▸ What you should do
Reproduce all the entries exactly.
*** Task data ***
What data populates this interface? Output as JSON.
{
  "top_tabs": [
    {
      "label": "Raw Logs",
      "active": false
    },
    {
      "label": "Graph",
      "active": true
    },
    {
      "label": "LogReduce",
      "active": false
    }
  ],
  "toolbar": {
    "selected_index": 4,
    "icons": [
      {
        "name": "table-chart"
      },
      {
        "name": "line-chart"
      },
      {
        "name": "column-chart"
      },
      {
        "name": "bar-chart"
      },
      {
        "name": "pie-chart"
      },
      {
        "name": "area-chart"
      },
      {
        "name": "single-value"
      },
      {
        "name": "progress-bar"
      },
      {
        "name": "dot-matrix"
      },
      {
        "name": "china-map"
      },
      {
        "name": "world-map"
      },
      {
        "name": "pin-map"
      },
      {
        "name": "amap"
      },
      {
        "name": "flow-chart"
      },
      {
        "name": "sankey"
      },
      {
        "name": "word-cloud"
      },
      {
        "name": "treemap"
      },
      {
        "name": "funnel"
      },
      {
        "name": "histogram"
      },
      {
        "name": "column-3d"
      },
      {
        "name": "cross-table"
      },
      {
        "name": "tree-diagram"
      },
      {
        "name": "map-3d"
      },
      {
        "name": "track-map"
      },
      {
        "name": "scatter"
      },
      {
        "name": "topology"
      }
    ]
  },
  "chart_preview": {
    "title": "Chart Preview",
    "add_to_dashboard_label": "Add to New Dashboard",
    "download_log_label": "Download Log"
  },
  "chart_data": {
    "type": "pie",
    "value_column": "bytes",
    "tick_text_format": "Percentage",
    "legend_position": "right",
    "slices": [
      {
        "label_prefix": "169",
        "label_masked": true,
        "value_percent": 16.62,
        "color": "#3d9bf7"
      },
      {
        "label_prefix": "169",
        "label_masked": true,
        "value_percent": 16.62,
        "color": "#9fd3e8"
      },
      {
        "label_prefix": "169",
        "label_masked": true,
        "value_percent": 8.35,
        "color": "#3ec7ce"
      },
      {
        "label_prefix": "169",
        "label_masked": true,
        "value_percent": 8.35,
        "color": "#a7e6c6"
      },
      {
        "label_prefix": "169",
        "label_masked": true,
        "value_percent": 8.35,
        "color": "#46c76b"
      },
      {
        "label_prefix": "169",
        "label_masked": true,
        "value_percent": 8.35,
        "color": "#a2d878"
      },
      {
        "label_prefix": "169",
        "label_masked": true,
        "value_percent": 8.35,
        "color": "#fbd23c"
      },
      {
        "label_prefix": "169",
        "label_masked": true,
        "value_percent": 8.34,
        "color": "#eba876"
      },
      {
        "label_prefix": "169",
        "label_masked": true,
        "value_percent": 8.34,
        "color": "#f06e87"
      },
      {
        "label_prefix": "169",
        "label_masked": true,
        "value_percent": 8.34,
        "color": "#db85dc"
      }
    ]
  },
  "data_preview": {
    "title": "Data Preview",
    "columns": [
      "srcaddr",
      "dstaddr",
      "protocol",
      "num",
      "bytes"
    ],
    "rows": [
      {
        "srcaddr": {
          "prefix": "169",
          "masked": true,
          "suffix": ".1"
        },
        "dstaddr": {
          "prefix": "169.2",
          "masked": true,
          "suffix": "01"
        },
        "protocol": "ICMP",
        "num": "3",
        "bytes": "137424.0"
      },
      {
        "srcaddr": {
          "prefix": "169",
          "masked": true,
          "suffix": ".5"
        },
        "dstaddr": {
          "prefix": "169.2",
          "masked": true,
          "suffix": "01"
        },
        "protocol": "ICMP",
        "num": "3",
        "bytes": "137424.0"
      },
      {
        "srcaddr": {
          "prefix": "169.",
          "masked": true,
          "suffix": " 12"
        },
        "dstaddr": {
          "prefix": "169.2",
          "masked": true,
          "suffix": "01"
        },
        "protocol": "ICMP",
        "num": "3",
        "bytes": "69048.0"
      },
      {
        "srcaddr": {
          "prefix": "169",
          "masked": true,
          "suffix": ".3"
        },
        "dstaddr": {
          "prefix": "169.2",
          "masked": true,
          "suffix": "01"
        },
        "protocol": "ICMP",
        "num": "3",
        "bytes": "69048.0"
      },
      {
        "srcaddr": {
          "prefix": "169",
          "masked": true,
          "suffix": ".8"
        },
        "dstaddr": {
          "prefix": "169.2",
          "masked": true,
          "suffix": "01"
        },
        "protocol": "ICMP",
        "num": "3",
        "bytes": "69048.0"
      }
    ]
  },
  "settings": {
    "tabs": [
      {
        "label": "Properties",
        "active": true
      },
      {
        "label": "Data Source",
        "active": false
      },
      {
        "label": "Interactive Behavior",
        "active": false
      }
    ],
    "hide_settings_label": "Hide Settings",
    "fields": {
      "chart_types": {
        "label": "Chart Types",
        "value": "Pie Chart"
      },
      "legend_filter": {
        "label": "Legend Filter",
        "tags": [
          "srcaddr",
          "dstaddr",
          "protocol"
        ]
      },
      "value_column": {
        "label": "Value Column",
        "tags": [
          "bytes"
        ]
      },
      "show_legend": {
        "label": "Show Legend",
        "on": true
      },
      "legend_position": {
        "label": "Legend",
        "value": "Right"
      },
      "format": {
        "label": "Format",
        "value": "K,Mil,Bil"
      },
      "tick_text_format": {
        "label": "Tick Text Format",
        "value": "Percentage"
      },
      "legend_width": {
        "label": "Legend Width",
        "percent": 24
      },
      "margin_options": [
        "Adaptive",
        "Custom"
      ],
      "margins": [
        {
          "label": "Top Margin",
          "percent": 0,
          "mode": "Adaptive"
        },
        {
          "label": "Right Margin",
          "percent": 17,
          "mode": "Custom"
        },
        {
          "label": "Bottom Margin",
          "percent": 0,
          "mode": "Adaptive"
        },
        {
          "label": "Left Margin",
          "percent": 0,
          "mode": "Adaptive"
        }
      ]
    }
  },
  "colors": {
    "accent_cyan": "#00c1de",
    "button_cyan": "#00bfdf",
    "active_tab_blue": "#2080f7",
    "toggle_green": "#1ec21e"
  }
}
***
▸ Exercise output
What data populates this interface? Output as JSON.
{
  "top_tabs": [
    {
      "label": "Raw Logs",
      "active": false
    },
    {
      "label": "Graph",
      "active": true
    },
    {
      "label": "LogReduce",
      "active": false
    }
  ],
  "toolbar": {
    "selected_index": 4,
    "icons": [
      {
        "name": "table-chart"
      },
      {
        "name": "line-chart"
      },
      {
        "name": "column-chart"
      },
      {
        "name": "bar-chart"
      },
      {
        "name": "pie-chart"
      },
      {
        "name": "area-chart"
      },
      {
        "name": "single-value"
      },
      {
        "name": "progress-bar"
      },
      {
        "name": "dot-matrix"
      },
      {
        "name": "china-map"
      },
      {
        "name": "world-map"
      },
      {
        "name": "pin-map"
      },
      {
        "name": "amap"
      },
      {
        "name": "flow-chart"
      },
      {
        "name": "sankey"
      },
      {
        "name": "word-cloud"
      },
      {
        "name": "treemap"
      },
      {
        "name": "funnel"
      },
      {
        "name": "histogram"
      },
      {
        "name": "column-3d"
      },
      {
        "name": "cross-table"
      },
      {
        "name": "tree-diagram"
      },
      {
        "name": "map-3d"
      },
      {
        "name": "track-map"
      },
      {
        "name": "scatter"
      },
      {
        "name": "topology"
      }
    ]
  },
  "chart_preview": {
    "title": "Chart Preview",
    "add_to_dashboard_label": "Add to New Dashboard",
    "download_log_label": "Download Log"
  },
  "chart_data": {
    "type": "pie",
    "value_column": "bytes",
    "tick_text_format": "Percentage",
    "legend_position": "right",
    "slices": [
      {
        "label_prefix": "169",
        "label_masked": true,
        "value_percent": 16.62,
        "color": "#3d9bf7"
      },
      {
        "label_prefix": "169",
        "label_masked": true,
        "value_percent": 16.62,
        "color": "#9fd3e8"
      },
      {
        "label_prefix": "169",
        "label_masked": true,
        "value_percent": 8.35,
        "color": "#3ec7ce"
      },
      {
        "label_prefix": "169",
        "label_masked": true,
        "value_percent": 8.35,
        "color": "#a7e6c6"
      },
      {
        "label_prefix": "169",
        "label_masked": true,
        "value_percent": 8.35,
        "color": "#46c76b"
      },
      {
        "label_prefix": "169",
        "label_masked": true,
        "value_percent": 8.35,
        "color": "#a2d878"
      },
      {
        "label_prefix": "169",
        "label_masked": true,
        "value_percent": 8.35,
        "color": "#fbd23c"
      },
      {
        "label_prefix": "169",
        "label_masked": true,
        "value_percent": 8.34,
        "color": "#eba876"
      },
      {
        "label_prefix": "169",
        "label_masked": true,
        "value_percent": 8.34,
        "color": "#f06e87"
      },
      {
        "label_prefix": "169",
        "label_masked": true,
        "value_percent": 8.34,
        "color": "#db85dc"
      }
    ]
  },
  "data_preview": {
    "title": "Data Preview",
    "columns": [
      "srcaddr",
      "dstaddr",
      "protocol",
      "num",
      "bytes"
    ],
    "rows": [
      {
        "srcaddr": {
          "prefix": "169",
          "masked": true,
          "suffix": ".1"
        },
        "dstaddr": {
          "prefix": "169.2",
          "masked": true,
          "suffix": "01"
        },
        "protocol": "ICMP",
        "num": "3",
        "bytes": "137424.0"
      },
      {
        "srcaddr": {
          "prefix": "169",
          "masked": true,
          "suffix": ".5"
        },
        "dstaddr": {
          "prefix": "169.2",
          "masked": true,
          "suffix": "01"
        },
        "protocol": "ICMP",
        "num": "3",
        "bytes": "137424.0"
      },
      {
        "srcaddr": {
          "prefix": "169.",
          "masked": true,
          "suffix": " 12"
        },
        "dstaddr": {
          "prefix": "169.2",
          "masked": true,
          "suffix": "01"
        },
        "protocol": "ICMP",
        "num": "3",
        "bytes": "69048.0"
      },
      {
        "srcaddr": {
          "prefix": "169",
          "masked": true,
          "suffix": ".3"
        },
        "dstaddr": {
          "prefix": "169.2",
          "masked": true,
          "suffix": "01"
        },
        "protocol": "ICMP",
        "num": "3",
        "bytes": "69048.0"
      },
      {
        "srcaddr": {
          "prefix": "169",
          "masked": true,
          "suffix": ".8"
        },
        "dstaddr": {
          "prefix": "169.2",
          "masked": true,
          "suffix": "01"
        },
        "protocol": "ICMP",
        "num": "3",
        "bytes": "69048.0"
      }
    ]
  },
  "settings": {
    "tabs": [
      {
        "label": "Properties",
        "active": true
      },
      {
        "label": "Data Source",
        "active": false
      },
      {
        "label": "Interactive Behavior",
        "active": false
      }
    ],
    "hide_settings_label": "Hide Settings",
    "fields": {
      "chart_types": {
        "label": "Chart Types",
        "value": "Pie Chart"
      },
      "legend_filter": {
        "label": "Legend Filter",
        "tags": [
          "srcaddr",
          "dstaddr",
          "protocol"
        ]
      },
      "value_column": {
        "label": "Value Column",
        "tags": [
          "bytes"
        ]
      },
      "show_legend": {
        "label": "Show Legend",
        "on": true
      },
      "legend_position": {
        "label": "Legend",
        "value": "Right"
      },
      "format": {
        "label": "Format",
        "value": "K,Mil,Bil"
      },
      "tick_text_format": {
        "label": "Tick Text Format",
        "value": "Percentage"
      },
      "legend_width": {
        "label": "Legend Width",
        "percent": 24
      },
      "margin_options": [
        "Adaptive",
        "Custom"
      ],
      "margins": [
        {
          "label": "Top Margin",
          "percent": 0,
          "mode": "Adaptive"
        },
        {
          "label": "Right Margin",
          "percent": 17,
          "mode": "Custom"
        },
        {
          "label": "Bottom Margin",
          "percent": 0,
          "mode": "Adaptive"
        },
        {
          "label": "Left Margin",
          "percent": 0,
          "mode": "Adaptive"
        }
      ]
    }
  },
  "colors": {
    "accent_cyan": "#00c1de",
    "button_cyan": "#00bfdf",
    "active_tab_blue": "#2080f7",
    "toggle_green": "#1ec21e"
  }
}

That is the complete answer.